→ **To be done**: Determine how many lines include "Services". Give the number and nothing else.

Source data
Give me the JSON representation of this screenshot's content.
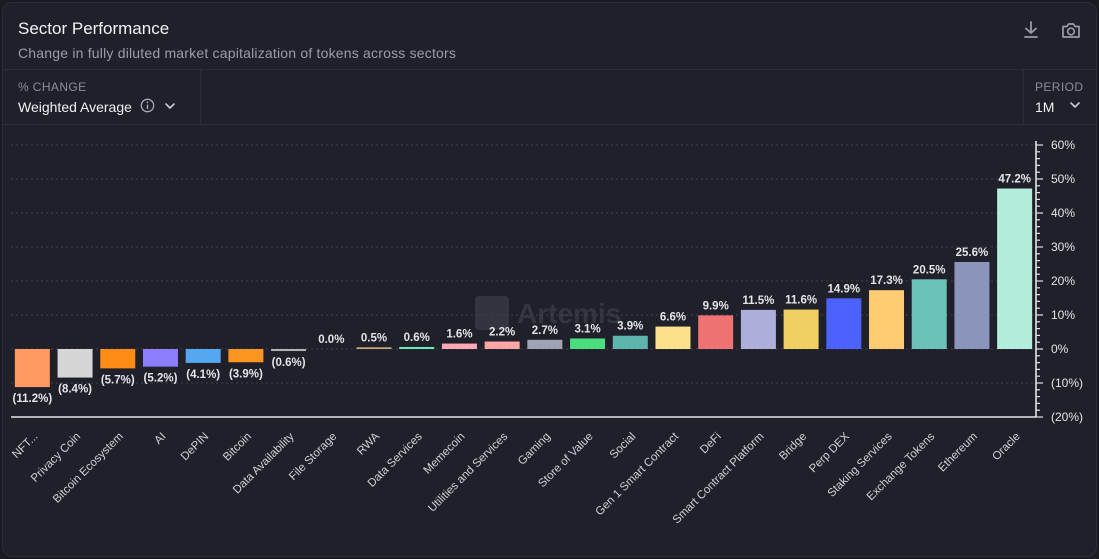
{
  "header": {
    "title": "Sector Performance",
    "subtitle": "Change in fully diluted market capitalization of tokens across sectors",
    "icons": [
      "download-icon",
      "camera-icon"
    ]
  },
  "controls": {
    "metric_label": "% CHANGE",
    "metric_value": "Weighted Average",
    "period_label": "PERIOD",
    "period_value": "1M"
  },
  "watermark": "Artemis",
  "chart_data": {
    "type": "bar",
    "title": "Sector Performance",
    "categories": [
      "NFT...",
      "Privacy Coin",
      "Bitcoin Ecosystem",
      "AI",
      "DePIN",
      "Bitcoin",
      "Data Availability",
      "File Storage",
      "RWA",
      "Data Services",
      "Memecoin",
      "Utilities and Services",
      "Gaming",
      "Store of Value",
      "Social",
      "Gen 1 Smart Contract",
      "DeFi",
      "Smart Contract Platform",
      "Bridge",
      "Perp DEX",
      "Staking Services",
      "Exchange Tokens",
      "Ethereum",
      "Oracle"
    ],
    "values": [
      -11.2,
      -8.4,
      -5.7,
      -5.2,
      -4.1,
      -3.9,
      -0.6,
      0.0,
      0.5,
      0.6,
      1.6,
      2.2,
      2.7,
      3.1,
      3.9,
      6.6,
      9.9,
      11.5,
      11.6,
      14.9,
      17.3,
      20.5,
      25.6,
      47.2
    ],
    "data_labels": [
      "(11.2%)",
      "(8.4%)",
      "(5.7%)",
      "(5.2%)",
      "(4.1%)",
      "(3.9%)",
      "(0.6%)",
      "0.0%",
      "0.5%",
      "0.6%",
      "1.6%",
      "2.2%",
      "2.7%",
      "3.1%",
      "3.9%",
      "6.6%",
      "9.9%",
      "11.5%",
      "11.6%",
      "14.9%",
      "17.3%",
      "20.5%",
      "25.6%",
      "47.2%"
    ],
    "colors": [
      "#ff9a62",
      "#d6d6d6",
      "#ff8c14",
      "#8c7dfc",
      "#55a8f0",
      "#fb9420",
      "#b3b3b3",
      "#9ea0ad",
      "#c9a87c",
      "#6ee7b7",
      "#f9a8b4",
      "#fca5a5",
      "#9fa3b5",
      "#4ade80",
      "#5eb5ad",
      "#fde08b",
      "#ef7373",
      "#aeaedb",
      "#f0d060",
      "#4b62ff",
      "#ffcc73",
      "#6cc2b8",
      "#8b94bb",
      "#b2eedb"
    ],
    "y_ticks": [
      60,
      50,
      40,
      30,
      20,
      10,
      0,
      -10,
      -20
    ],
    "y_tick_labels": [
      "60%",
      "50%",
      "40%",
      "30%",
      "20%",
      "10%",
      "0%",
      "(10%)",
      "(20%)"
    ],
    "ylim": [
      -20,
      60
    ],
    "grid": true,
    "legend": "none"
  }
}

→ **Solution to the exercise**: 3